**Aim**
Output all of the data below exactly as given.

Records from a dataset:
•••••

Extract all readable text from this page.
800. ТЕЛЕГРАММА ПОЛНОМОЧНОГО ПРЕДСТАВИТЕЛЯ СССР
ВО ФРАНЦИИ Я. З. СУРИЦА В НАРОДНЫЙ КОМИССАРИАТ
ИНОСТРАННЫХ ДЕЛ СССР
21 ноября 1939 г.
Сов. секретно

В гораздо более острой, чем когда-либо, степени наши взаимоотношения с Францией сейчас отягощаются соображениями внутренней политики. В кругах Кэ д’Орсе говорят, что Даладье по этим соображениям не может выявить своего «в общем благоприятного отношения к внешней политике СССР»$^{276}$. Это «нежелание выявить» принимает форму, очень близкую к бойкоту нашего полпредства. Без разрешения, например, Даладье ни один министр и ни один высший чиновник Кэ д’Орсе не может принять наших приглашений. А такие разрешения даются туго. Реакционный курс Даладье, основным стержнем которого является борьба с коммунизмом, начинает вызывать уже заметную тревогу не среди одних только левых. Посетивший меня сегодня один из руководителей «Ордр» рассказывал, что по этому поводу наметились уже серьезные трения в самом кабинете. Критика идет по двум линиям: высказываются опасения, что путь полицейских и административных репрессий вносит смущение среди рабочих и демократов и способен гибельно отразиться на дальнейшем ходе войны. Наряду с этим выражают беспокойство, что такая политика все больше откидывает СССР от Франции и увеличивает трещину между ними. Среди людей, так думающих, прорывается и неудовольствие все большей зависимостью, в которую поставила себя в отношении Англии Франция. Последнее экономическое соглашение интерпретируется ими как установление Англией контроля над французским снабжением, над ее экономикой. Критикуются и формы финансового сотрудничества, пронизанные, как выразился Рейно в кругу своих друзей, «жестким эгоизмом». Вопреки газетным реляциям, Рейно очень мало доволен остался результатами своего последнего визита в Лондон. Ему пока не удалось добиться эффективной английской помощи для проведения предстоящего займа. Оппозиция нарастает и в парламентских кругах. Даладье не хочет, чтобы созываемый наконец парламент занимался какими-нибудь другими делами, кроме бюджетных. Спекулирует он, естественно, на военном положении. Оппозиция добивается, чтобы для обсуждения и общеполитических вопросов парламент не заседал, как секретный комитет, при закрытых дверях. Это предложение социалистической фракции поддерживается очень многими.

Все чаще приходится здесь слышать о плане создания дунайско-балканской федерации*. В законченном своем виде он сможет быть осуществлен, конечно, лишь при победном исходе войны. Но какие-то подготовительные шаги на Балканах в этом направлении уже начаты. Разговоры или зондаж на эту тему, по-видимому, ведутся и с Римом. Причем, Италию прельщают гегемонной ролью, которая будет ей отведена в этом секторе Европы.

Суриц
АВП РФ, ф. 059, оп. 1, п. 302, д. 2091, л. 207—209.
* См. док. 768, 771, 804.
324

•••••

**Result for this task**
Extract all readable text from this page.
800. ТЕЛЕГРАММА ПОЛНОМОЧНОГО ПРЕДСТАВИТЕЛЯ СССР
ВО ФРАНЦИИ Я. З. СУРИЦА В НАРОДНЫЙ КОМИССАРИАТ
ИНОСТРАННЫХ ДЕЛ СССР
21 ноября 1939 г.
Сов. секретно

В гораздо более острой, чем когда-либо, степени наши взаимоотношения с Францией сейчас отягощаются соображениями внутренней политики. В кругах Кэ д’Орсе говорят, что Даладье по этим соображениям не может выявить своего «в общем благоприятного отношения к внешней политике СССР»$^{276}$. Это «нежелание выявить» принимает форму, очень близкую к бойкоту нашего полпредства. Без разрешения, например, Даладье ни один министр и ни один высший чиновник Кэ д’Орсе не может принять наших приглашений. А такие разрешения даются туго. Реакционный курс Даладье, основным стержнем которого является борьба с коммунизмом, начинает вызывать уже заметную тревогу не среди одних только левых. Посетивший меня сегодня один из руководителей «Ордр» рассказывал, что по этому поводу наметились уже серьезные трения в самом кабинете. Критика идет по двум линиям: высказываются опасения, что путь полицейских и административных репрессий вносит смущение среди рабочих и демократов и способен гибельно отразиться на дальнейшем ходе войны. Наряду с этим выражают беспокойство, что такая политика все больше откидывает СССР от Франции и увеличивает трещину между ними. Среди людей, так думающих, прорывается и неудовольствие все большей зависимостью, в которую поставила себя в отношении Англии Франция. Последнее экономическое соглашение интерпретируется ими как установление Англией контроля над французским снабжением, над ее экономикой. Критикуются и формы финансового сотрудничества, пронизанные, как выразился Рейно в кругу своих друзей, «жестким эгоизмом». Вопреки газетным реляциям, Рейно очень мало доволен остался результатами своего последнего визита в Лондон. Ему пока не удалось добиться эффективной английской помощи для проведения предстоящего займа. Оппозиция нарастает и в парламентских кругах. Даладье не хочет, чтобы созываемый наконец парламент занимался какими-нибудь другими делами, кроме бюджетных. Спекулирует он, естественно, на военном положении. Оппозиция добивается, чтобы для обсуждения и общеполитических вопросов парламент не заседал, как секретный комитет, при закрытых дверях. Это предложение социалистической фракции поддерживается очень многими.

Все чаще приходится здесь слышать о плане создания дунайско-балканской федерации*. В законченном своем виде он сможет быть осуществлен, конечно, лишь при победном исходе войны. Но какие-то подготовительные шаги на Балканах в этом направлении уже начаты. Разговоры или зондаж на эту тему, по-видимому, ведутся и с Римом. Причем, Италию прельщают гегемонной ролью, которая будет ей отведена в этом секторе Европы.

Суриц
АВП РФ, ф. 059, оп. 1, п. 302, д. 2091, л. 207—209.
* См. док. 768, 771, 804.
324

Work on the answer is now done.